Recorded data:
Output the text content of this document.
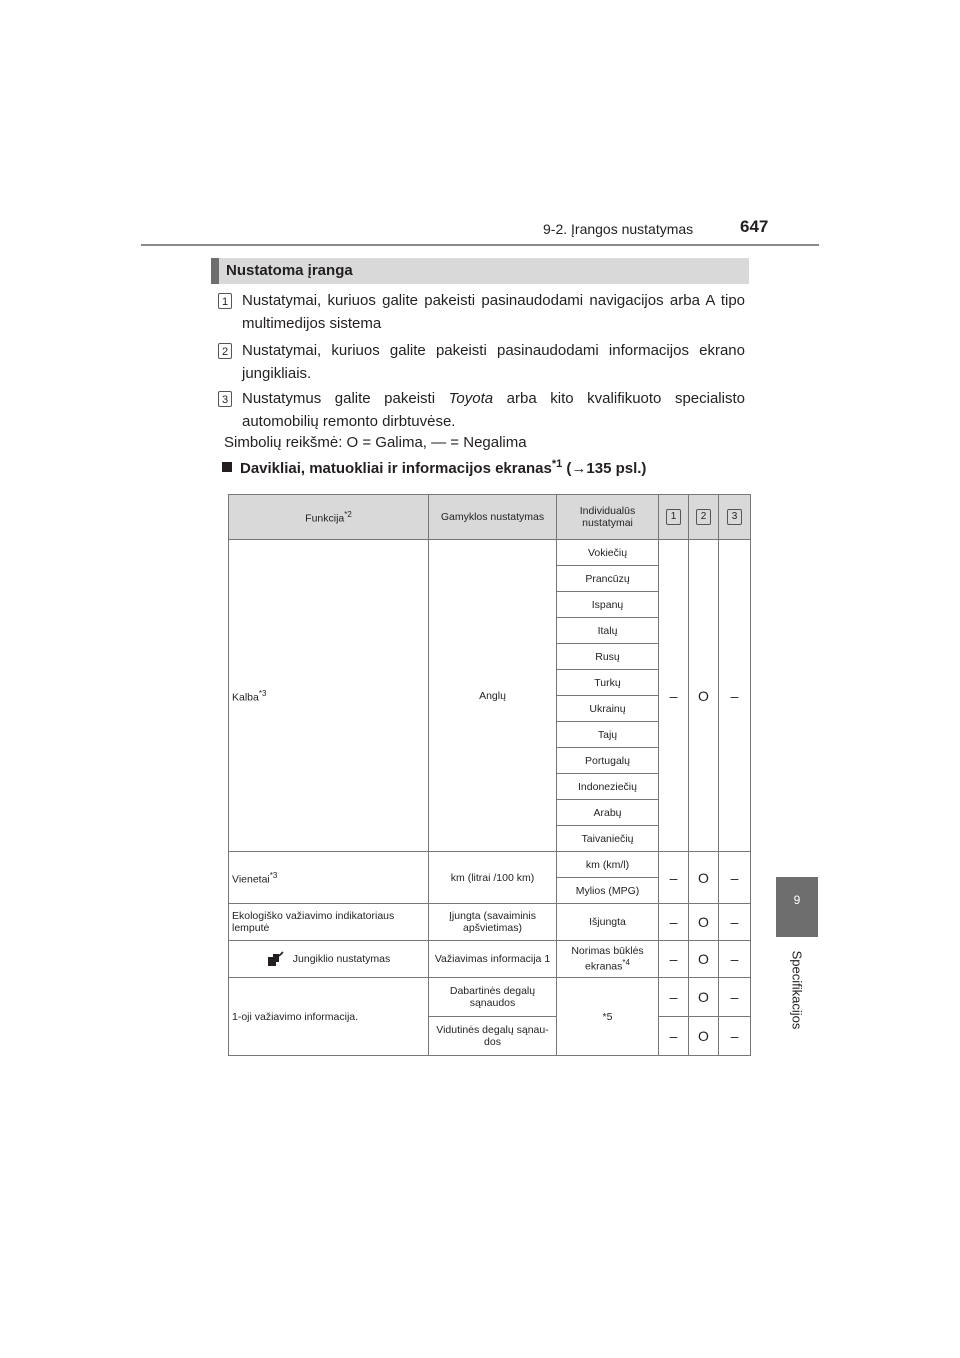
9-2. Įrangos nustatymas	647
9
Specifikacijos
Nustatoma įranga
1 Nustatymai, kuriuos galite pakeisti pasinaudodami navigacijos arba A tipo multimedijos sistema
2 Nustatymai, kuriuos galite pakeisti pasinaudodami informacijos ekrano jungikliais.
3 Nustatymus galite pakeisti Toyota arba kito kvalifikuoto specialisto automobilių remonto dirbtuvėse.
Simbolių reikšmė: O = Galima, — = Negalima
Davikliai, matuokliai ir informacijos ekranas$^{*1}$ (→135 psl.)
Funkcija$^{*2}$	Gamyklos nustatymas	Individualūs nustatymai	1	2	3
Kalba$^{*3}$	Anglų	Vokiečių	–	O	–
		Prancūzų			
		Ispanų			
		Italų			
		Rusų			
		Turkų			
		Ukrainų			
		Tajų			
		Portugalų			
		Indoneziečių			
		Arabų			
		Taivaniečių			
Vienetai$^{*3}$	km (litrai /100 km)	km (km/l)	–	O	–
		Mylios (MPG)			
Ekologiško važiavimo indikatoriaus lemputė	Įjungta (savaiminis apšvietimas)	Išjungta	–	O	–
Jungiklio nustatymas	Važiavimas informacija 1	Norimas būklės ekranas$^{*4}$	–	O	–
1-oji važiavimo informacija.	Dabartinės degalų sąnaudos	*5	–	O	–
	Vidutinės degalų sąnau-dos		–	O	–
==
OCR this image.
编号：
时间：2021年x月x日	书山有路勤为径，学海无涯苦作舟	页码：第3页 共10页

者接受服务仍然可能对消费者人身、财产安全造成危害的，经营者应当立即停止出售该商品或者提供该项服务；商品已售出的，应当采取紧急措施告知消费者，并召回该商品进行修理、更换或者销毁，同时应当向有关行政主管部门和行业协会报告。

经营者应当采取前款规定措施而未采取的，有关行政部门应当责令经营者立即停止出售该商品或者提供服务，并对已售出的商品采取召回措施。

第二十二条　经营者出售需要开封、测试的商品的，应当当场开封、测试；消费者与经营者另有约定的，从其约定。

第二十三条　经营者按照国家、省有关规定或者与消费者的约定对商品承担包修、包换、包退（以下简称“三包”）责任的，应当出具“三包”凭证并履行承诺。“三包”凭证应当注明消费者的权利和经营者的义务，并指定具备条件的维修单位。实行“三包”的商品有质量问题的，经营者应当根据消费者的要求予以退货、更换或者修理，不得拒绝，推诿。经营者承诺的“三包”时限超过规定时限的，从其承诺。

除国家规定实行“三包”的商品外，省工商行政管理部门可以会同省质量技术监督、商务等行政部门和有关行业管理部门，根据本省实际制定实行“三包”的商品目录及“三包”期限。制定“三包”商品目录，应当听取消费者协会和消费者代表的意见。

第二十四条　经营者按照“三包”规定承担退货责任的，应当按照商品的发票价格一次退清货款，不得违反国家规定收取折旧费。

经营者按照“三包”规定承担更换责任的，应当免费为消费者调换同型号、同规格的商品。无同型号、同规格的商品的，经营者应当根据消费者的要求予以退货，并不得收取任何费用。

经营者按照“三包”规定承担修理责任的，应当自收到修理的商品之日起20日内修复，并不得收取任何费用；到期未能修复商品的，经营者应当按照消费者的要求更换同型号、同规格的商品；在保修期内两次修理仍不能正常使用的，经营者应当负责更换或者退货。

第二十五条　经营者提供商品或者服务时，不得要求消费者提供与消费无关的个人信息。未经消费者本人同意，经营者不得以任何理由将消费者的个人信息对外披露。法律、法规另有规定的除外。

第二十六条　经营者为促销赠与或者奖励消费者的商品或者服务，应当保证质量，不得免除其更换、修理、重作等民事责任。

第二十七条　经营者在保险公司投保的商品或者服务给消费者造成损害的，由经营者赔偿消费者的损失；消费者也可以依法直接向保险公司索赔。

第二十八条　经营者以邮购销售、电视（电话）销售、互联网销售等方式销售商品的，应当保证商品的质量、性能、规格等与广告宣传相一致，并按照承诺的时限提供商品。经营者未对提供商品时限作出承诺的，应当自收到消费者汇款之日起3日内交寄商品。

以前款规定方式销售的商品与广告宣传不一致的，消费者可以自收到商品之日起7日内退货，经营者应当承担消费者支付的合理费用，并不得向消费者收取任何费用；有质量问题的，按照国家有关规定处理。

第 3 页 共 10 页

Task details: Go through the material and copy out every line with "this" in it.

Solution to the exercise:
Output the text content of this document.
OCR this image.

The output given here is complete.